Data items
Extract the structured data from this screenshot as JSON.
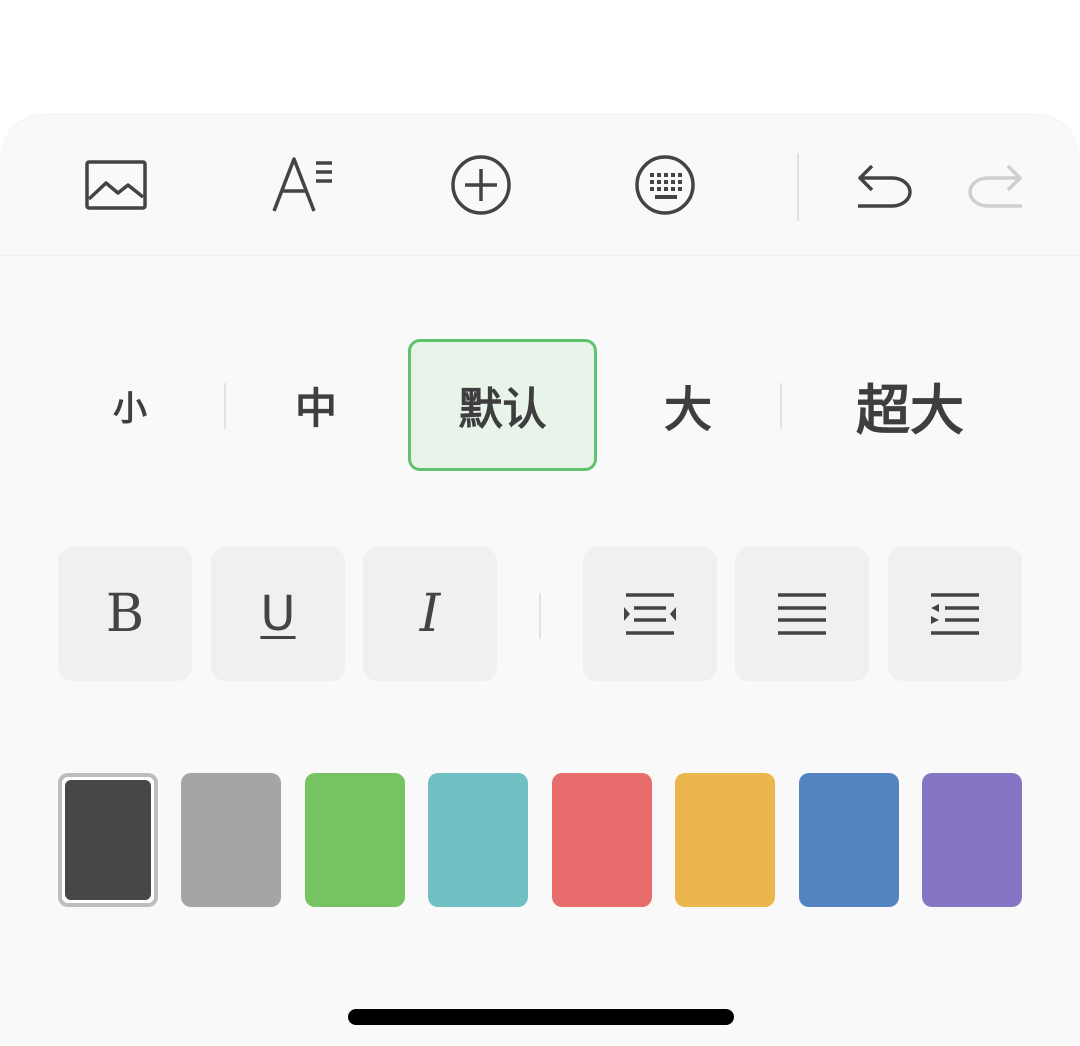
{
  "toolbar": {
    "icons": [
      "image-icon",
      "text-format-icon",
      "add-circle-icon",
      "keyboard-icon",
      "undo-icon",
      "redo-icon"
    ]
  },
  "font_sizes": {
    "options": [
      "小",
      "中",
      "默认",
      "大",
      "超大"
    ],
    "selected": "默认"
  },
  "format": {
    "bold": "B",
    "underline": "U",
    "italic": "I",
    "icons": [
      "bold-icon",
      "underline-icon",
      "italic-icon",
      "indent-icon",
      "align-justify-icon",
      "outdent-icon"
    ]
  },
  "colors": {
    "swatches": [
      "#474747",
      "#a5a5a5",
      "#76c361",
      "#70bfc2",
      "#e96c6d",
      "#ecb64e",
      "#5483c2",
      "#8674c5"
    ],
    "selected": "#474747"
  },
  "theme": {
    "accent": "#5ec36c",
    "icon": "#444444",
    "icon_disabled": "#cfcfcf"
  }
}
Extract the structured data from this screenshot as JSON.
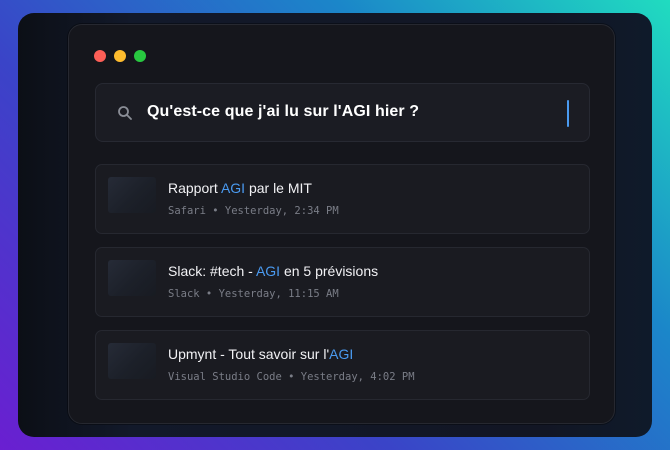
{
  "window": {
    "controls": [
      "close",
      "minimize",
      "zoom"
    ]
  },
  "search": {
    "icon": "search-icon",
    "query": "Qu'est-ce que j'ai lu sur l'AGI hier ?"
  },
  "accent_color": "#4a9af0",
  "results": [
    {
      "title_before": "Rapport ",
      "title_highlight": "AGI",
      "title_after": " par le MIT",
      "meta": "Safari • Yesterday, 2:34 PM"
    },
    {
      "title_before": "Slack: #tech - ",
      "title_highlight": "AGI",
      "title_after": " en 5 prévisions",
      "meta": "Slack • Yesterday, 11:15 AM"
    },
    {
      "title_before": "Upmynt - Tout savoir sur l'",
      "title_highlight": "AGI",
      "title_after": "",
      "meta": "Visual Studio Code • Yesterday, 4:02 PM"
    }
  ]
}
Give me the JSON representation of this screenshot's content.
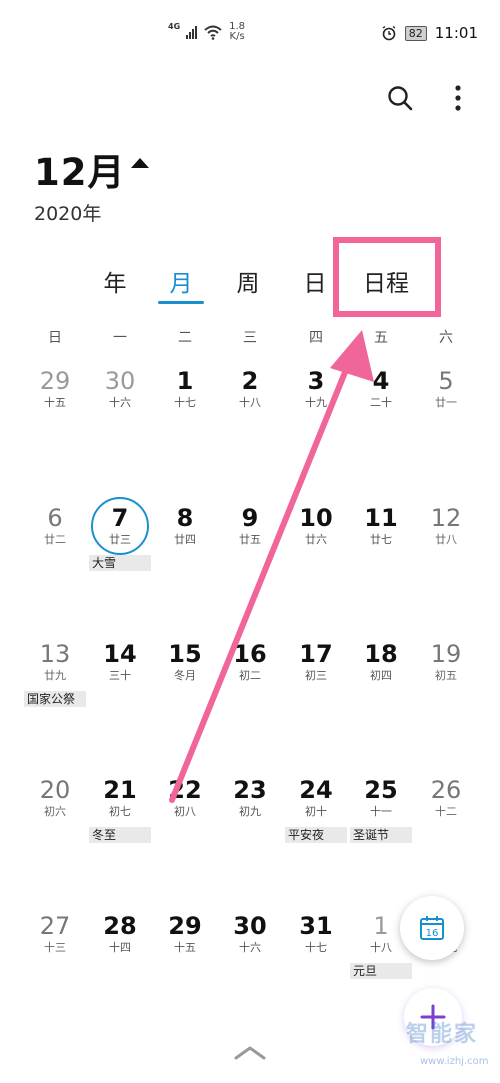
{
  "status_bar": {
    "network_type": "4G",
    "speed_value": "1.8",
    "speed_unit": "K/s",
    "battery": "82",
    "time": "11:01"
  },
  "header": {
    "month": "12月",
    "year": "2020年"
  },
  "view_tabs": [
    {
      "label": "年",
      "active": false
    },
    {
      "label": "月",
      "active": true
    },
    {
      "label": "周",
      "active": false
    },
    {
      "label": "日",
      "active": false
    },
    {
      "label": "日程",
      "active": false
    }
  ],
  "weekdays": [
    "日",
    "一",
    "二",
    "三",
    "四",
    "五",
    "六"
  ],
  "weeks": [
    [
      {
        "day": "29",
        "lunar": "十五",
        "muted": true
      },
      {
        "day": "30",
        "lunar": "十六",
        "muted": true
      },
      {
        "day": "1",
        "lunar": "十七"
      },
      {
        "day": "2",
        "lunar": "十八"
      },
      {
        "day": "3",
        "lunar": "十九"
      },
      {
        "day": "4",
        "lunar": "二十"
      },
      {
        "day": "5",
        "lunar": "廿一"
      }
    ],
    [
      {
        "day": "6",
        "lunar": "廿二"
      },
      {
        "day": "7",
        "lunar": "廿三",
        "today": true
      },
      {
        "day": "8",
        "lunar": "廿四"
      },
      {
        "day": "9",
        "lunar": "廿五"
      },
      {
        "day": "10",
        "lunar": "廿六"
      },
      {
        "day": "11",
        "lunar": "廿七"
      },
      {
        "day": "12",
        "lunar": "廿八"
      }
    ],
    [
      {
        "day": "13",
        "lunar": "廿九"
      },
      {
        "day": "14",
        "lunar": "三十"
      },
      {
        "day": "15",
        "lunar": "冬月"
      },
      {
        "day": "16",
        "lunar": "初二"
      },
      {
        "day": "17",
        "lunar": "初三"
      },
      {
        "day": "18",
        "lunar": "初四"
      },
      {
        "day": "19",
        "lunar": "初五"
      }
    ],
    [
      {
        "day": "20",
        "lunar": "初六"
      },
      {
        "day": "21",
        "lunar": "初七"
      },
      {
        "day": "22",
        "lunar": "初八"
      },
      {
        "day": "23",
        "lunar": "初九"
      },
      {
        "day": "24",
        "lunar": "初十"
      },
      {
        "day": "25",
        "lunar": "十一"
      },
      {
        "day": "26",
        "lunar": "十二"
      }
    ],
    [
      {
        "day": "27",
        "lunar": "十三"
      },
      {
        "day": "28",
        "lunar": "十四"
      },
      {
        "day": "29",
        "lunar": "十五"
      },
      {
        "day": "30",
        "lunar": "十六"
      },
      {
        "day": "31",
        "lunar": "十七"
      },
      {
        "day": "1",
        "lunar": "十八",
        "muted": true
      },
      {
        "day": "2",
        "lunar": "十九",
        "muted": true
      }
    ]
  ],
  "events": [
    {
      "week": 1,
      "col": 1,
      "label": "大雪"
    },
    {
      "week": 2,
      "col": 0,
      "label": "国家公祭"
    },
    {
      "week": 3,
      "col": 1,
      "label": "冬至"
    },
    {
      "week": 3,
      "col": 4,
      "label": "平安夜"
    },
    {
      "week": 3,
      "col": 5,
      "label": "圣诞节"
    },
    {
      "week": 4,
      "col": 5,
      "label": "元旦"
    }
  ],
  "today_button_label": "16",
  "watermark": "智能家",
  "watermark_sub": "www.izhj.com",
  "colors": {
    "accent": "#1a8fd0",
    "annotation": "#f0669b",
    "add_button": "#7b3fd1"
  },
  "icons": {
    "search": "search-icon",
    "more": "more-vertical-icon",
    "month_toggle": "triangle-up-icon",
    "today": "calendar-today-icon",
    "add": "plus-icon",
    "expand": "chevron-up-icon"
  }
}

GOAL:
Omit each picture, then return all of the listing exactly as it stands.

FULL SOLUTION:
Extract the structured data from this screenshot as JSON.
{
  "toolbar": {
    "icons": [
      "image-icon",
      "text-format-icon",
      "add-circle-icon",
      "keyboard-icon",
      "undo-icon",
      "redo-icon"
    ]
  },
  "font_sizes": {
    "options": [
      "小",
      "中",
      "默认",
      "大",
      "超大"
    ],
    "selected": "默认"
  },
  "format": {
    "bold": "B",
    "underline": "U",
    "italic": "I",
    "icons": [
      "bold-icon",
      "underline-icon",
      "italic-icon",
      "indent-icon",
      "align-justify-icon",
      "outdent-icon"
    ]
  },
  "colors": {
    "swatches": [
      "#474747",
      "#a5a5a5",
      "#76c361",
      "#70bfc2",
      "#e96c6d",
      "#ecb64e",
      "#5483c2",
      "#8674c5"
    ],
    "selected": "#474747"
  },
  "theme": {
    "accent": "#5ec36c",
    "icon": "#444444",
    "icon_disabled": "#cfcfcf"
  }
}
Extract the structured data from this screenshot as JSON.
{
  "window": {
    "controls": [
      "close",
      "minimize",
      "zoom"
    ]
  },
  "search": {
    "icon": "search-icon",
    "query": "Qu'est-ce que j'ai lu sur l'AGI hier ?"
  },
  "accent_color": "#4a9af0",
  "results": [
    {
      "title_before": "Rapport ",
      "title_highlight": "AGI",
      "title_after": " par le MIT",
      "meta": "Safari • Yesterday, 2:34 PM"
    },
    {
      "title_before": "Slack: #tech - ",
      "title_highlight": "AGI",
      "title_after": " en 5 prévisions",
      "meta": "Slack • Yesterday, 11:15 AM"
    },
    {
      "title_before": "Upmynt - Tout savoir sur l'",
      "title_highlight": "AGI",
      "title_after": "",
      "meta": "Visual Studio Code • Yesterday, 4:02 PM"
    }
  ]
}
Give me the JSON representation of this screenshot's content.
{
  "status_bar": {
    "network_type": "4G",
    "speed_value": "1.8",
    "speed_unit": "K/s",
    "battery": "82",
    "time": "11:01"
  },
  "header": {
    "month": "12月",
    "year": "2020年"
  },
  "view_tabs": [
    {
      "label": "年",
      "active": false
    },
    {
      "label": "月",
      "active": true
    },
    {
      "label": "周",
      "active": false
    },
    {
      "label": "日",
      "active": false
    },
    {
      "label": "日程",
      "active": false
    }
  ],
  "weekdays": [
    "日",
    "一",
    "二",
    "三",
    "四",
    "五",
    "六"
  ],
  "weeks": [
    [
      {
        "day": "29",
        "lunar": "十五",
        "muted": true
      },
      {
        "day": "30",
        "lunar": "十六",
        "muted": true
      },
      {
        "day": "1",
        "lunar": "十七"
      },
      {
        "day": "2",
        "lunar": "十八"
      },
      {
        "day": "3",
        "lunar": "十九"
      },
      {
        "day": "4",
        "lunar": "二十"
      },
      {
        "day": "5",
        "lunar": "廿一"
      }
    ],
    [
      {
        "day": "6",
        "lunar": "廿二"
      },
      {
        "day": "7",
        "lunar": "廿三",
        "today": true
      },
      {
        "day": "8",
        "lunar": "廿四"
      },
      {
        "day": "9",
        "lunar": "廿五"
      },
      {
        "day": "10",
        "lunar": "廿六"
      },
      {
        "day": "11",
        "lunar": "廿七"
      },
      {
        "day": "12",
        "lunar": "廿八"
      }
    ],
    [
      {
        "day": "13",
        "lunar": "廿九"
      },
      {
        "day": "14",
        "lunar": "三十"
      },
      {
        "day": "15",
        "lunar": "冬月"
      },
      {
        "day": "16",
        "lunar": "初二"
      },
      {
        "day": "17",
        "lunar": "初三"
      },
      {
        "day": "18",
        "lunar": "初四"
      },
      {
        "day": "19",
        "lunar": "初五"
      }
    ],
    [
      {
        "day": "20",
        "lunar": "初六"
      },
      {
        "day": "21",
        "lunar": "初七"
      },
      {
        "day": "22",
        "lunar": "初八"
      },
      {
        "day": "23",
        "lunar": "初九"
      },
      {
        "day": "24",
        "lunar": "初十"
      },
      {
        "day": "25",
        "lunar": "十一"
      },
      {
        "day": "26",
        "lunar": "十二"
      }
    ],
    [
      {
        "day": "27",
        "lunar": "十三"
      },
      {
        "day": "28",
        "lunar": "十四"
      },
      {
        "day": "29",
        "lunar": "十五"
      },
      {
        "day": "30",
        "lunar": "十六"
      },
      {
        "day": "31",
        "lunar": "十七"
      },
      {
        "day": "1",
        "lunar": "十八",
        "muted": true
      },
      {
        "day": "2",
        "lunar": "十九",
        "muted": true
      }
    ]
  ],
  "events": [
    {
      "week": 1,
      "col": 1,
      "label": "大雪"
    },
    {
      "week": 2,
      "col": 0,
      "label": "国家公祭"
    },
    {
      "week": 3,
      "col": 1,
      "label": "冬至"
    },
    {
      "week": 3,
      "col": 4,
      "label": "平安夜"
    },
    {
      "week": 3,
      "col": 5,
      "label": "圣诞节"
    },
    {
      "week": 4,
      "col": 5,
      "label": "元旦"
    }
  ],
  "today_button_label": "16",
  "watermark": "智能家",
  "watermark_sub": "www.izhj.com",
  "colors": {
    "accent": "#1a8fd0",
    "annotation": "#f0669b",
    "add_button": "#7b3fd1"
  },
  "icons": {
    "search": "search-icon",
    "more": "more-vertical-icon",
    "month_toggle": "triangle-up-icon",
    "today": "calendar-today-icon",
    "add": "plus-icon",
    "expand": "chevron-up-icon"
  }
}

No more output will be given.